(Data entries)

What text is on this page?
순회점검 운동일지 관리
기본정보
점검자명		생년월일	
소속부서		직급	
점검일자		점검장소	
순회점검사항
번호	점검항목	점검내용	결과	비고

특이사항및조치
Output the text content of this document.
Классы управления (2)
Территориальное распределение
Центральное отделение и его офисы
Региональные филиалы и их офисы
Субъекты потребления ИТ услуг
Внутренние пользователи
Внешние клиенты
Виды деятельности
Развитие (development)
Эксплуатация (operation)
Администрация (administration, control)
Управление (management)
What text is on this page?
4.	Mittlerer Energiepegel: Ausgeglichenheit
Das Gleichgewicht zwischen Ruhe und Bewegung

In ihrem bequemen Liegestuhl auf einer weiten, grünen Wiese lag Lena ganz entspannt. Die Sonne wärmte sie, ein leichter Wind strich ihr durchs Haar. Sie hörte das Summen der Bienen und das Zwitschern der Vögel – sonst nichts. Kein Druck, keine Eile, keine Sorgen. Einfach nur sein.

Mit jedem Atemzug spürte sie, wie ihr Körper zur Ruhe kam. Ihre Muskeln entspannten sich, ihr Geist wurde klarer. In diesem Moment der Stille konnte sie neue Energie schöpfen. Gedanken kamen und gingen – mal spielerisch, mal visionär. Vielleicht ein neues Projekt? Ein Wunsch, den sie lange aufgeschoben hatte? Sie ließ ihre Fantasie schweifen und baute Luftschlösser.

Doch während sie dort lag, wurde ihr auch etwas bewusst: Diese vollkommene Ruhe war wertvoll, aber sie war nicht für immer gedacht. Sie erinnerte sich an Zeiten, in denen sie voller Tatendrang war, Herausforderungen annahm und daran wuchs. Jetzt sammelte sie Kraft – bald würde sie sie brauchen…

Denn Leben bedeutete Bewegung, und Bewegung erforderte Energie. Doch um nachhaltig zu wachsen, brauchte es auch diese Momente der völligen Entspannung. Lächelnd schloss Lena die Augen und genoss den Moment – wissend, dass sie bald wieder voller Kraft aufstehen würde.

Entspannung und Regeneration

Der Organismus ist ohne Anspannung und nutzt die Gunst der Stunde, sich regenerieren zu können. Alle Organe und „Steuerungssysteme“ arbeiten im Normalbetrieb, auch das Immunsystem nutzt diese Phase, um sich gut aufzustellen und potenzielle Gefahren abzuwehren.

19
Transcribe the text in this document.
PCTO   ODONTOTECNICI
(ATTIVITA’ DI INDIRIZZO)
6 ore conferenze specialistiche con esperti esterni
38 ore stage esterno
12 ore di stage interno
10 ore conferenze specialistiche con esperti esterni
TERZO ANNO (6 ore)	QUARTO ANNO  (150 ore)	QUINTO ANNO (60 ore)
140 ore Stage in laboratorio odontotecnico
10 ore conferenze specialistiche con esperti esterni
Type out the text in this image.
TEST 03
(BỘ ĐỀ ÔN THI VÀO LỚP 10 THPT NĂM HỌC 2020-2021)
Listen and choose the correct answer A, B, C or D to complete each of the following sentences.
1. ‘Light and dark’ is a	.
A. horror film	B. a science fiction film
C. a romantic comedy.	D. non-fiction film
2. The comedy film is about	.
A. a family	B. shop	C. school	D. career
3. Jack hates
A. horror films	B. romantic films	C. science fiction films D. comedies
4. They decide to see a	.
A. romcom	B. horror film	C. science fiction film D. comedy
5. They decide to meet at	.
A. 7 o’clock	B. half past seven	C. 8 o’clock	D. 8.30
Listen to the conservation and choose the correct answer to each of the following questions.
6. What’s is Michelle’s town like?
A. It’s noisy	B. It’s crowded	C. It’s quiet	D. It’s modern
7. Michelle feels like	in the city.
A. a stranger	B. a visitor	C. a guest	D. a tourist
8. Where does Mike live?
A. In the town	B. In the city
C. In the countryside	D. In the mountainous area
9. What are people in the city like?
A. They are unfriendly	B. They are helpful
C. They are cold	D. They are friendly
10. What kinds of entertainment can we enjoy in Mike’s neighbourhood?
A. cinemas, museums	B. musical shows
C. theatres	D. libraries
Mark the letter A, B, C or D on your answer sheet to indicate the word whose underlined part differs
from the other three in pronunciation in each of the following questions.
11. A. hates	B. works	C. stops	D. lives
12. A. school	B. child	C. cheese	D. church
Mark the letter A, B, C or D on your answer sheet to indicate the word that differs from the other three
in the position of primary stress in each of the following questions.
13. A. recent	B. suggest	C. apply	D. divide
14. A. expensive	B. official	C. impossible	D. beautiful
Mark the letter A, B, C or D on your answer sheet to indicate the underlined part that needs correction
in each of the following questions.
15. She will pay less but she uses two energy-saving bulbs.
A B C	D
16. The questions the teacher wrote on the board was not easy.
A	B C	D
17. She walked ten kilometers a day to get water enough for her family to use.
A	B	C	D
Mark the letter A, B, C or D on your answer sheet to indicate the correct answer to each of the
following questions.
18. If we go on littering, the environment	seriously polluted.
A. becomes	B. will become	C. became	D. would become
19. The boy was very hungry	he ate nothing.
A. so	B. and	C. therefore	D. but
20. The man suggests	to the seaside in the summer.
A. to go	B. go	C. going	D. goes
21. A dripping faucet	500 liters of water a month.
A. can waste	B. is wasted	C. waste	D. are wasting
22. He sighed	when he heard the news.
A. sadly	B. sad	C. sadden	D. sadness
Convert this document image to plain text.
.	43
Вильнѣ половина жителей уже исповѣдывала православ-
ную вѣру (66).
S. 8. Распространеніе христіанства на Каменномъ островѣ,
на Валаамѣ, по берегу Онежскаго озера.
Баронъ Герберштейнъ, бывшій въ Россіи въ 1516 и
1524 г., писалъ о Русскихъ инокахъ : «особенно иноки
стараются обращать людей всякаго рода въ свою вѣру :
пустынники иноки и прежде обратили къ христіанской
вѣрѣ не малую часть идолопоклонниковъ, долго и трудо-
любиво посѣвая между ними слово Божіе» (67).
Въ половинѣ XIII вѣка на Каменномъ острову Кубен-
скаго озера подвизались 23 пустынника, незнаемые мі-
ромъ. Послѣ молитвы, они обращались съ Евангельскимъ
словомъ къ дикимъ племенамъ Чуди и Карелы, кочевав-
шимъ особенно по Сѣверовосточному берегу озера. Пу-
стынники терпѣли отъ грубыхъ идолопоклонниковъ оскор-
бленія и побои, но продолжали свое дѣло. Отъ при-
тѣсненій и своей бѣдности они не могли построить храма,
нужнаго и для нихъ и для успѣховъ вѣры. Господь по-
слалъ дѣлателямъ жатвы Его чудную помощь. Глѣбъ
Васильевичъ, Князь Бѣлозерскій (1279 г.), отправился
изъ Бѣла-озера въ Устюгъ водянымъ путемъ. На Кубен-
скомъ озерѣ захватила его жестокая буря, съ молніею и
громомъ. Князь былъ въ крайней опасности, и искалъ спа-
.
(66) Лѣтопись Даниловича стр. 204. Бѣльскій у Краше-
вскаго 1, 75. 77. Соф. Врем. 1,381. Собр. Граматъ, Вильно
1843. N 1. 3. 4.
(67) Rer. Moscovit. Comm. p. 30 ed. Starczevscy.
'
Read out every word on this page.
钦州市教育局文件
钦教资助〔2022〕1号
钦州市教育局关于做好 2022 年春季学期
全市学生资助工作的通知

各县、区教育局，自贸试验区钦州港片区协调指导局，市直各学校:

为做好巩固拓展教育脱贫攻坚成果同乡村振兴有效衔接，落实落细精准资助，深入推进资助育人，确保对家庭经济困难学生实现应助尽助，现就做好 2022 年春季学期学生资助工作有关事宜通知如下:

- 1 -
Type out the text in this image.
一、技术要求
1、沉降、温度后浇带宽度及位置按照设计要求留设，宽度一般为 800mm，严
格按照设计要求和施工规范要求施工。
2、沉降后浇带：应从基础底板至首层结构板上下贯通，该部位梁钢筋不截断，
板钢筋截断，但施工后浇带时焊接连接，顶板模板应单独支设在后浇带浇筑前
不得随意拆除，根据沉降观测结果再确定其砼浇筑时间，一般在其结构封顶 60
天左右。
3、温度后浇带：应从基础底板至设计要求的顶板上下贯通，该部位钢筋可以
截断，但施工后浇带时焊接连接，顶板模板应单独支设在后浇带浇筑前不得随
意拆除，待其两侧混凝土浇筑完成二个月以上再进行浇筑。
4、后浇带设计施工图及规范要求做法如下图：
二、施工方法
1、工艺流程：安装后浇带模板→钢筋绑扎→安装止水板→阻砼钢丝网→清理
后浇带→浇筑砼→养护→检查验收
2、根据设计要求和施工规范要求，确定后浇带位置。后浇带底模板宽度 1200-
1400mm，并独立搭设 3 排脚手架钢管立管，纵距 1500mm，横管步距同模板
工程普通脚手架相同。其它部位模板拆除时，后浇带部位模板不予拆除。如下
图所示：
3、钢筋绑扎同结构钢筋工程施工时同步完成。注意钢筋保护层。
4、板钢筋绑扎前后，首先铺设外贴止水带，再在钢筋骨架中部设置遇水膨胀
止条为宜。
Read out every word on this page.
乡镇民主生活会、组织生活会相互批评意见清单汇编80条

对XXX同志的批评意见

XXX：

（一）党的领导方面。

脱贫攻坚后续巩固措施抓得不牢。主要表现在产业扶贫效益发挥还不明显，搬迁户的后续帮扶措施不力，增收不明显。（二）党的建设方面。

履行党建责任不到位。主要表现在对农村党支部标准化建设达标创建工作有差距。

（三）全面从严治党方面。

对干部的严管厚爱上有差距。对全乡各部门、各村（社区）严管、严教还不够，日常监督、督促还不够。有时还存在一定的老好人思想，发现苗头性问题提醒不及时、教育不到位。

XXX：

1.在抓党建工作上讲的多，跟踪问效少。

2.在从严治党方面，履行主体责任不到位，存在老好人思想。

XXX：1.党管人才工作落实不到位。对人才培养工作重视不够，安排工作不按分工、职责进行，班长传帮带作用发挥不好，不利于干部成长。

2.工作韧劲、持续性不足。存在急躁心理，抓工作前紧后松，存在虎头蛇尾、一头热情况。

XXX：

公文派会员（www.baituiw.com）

PROBLEM STATEMENT: Go through the records and gather the lines that hold "like".

EXERCISE RESULT:
6. What’s is Michelle’s town like?
7. Michelle feels like	in the city.
9. What are people in the city like?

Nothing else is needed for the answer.